[Excerpts from a figure dataset]

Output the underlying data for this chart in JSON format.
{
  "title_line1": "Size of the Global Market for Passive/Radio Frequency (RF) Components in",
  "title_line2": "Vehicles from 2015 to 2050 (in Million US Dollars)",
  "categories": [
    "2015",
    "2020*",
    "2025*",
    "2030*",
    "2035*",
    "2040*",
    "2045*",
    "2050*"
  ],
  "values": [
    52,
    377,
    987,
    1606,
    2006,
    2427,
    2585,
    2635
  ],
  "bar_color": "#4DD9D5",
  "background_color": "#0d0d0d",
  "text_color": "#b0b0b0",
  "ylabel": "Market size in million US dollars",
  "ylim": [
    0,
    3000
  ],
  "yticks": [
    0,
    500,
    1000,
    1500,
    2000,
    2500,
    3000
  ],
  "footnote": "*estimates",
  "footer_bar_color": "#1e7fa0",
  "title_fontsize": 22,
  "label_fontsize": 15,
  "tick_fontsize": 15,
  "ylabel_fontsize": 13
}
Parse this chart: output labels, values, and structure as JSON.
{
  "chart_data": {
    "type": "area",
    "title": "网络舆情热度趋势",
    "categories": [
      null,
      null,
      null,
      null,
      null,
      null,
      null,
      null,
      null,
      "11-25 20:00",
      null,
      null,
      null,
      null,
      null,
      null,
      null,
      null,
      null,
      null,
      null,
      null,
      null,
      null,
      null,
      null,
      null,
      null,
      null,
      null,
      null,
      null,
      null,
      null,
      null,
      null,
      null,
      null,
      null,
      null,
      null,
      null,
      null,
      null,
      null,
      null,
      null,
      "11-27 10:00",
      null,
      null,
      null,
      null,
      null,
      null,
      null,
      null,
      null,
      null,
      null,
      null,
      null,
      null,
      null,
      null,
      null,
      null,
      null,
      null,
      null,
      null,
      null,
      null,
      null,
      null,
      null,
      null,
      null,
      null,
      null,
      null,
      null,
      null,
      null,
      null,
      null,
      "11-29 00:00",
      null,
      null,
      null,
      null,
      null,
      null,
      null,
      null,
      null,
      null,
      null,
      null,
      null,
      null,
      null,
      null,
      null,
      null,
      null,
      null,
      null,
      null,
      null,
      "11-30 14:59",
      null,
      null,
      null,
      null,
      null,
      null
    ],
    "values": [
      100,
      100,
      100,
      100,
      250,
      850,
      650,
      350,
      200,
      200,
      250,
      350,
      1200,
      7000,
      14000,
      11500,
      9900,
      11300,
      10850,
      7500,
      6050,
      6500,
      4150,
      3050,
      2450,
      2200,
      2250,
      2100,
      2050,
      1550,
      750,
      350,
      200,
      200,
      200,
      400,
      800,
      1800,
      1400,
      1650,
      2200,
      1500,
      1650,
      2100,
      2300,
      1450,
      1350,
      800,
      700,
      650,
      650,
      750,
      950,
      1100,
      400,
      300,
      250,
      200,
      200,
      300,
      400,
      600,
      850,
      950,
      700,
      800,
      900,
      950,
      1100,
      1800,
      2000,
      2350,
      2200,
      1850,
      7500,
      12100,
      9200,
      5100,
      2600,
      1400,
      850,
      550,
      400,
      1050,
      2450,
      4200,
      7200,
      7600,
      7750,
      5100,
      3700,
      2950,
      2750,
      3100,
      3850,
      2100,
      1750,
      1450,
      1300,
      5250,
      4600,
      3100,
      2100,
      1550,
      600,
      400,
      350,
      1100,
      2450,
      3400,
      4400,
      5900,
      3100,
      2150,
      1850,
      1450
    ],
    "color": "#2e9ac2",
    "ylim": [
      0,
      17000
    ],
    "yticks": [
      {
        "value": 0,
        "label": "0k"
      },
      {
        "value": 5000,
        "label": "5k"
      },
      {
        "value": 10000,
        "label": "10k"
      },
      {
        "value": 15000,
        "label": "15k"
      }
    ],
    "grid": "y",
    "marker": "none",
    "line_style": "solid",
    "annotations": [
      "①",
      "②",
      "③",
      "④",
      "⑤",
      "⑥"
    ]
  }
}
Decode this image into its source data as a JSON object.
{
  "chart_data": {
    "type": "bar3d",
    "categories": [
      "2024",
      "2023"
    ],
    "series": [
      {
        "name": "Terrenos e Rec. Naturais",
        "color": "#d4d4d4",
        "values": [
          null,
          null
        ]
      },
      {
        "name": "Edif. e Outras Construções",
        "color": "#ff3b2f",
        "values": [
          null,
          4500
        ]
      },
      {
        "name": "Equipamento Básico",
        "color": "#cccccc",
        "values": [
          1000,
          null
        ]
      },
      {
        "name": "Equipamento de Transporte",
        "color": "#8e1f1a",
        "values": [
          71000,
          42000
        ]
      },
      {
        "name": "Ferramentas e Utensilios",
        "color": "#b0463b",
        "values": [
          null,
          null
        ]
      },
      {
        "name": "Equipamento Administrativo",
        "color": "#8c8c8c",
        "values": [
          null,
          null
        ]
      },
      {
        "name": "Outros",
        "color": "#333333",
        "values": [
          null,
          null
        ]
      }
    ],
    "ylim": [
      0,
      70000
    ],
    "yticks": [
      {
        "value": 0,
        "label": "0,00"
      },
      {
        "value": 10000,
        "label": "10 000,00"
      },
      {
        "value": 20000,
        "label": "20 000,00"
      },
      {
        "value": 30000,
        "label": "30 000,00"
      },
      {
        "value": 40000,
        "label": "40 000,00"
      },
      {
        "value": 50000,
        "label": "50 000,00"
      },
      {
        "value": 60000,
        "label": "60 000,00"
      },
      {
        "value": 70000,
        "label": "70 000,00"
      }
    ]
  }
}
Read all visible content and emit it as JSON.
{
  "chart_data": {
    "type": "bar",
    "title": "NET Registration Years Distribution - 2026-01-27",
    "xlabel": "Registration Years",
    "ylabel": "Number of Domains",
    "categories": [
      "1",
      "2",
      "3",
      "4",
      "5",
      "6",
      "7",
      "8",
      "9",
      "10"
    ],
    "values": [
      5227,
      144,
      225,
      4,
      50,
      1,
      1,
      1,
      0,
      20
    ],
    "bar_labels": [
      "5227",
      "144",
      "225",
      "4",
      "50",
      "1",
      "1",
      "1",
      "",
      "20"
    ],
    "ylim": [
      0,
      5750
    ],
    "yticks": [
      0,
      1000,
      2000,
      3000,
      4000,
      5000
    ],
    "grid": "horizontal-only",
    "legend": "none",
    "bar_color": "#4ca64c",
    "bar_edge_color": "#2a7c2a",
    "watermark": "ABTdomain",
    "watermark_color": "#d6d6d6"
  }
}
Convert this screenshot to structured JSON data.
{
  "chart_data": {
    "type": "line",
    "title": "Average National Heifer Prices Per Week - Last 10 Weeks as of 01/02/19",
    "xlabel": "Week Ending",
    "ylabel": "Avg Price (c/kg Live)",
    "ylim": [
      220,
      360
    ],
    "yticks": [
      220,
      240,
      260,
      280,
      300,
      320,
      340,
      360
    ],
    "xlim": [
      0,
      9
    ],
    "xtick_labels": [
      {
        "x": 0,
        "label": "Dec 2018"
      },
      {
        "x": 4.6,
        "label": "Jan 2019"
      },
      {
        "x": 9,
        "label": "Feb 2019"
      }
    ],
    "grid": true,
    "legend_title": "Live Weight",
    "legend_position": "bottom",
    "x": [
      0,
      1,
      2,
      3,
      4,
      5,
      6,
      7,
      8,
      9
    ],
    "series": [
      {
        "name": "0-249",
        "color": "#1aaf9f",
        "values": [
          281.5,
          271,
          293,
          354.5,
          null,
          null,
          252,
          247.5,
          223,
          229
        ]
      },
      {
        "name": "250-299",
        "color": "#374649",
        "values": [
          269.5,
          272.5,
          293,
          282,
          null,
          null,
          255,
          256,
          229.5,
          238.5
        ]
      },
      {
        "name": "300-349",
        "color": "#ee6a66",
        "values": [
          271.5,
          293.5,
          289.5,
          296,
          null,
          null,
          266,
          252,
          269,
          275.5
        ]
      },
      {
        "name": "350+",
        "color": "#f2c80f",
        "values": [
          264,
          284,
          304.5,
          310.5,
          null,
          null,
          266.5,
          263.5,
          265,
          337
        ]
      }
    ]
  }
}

What this task involves:
How many of the lines in the listing above hold the word "Live"? Report only that figure.

Result:
2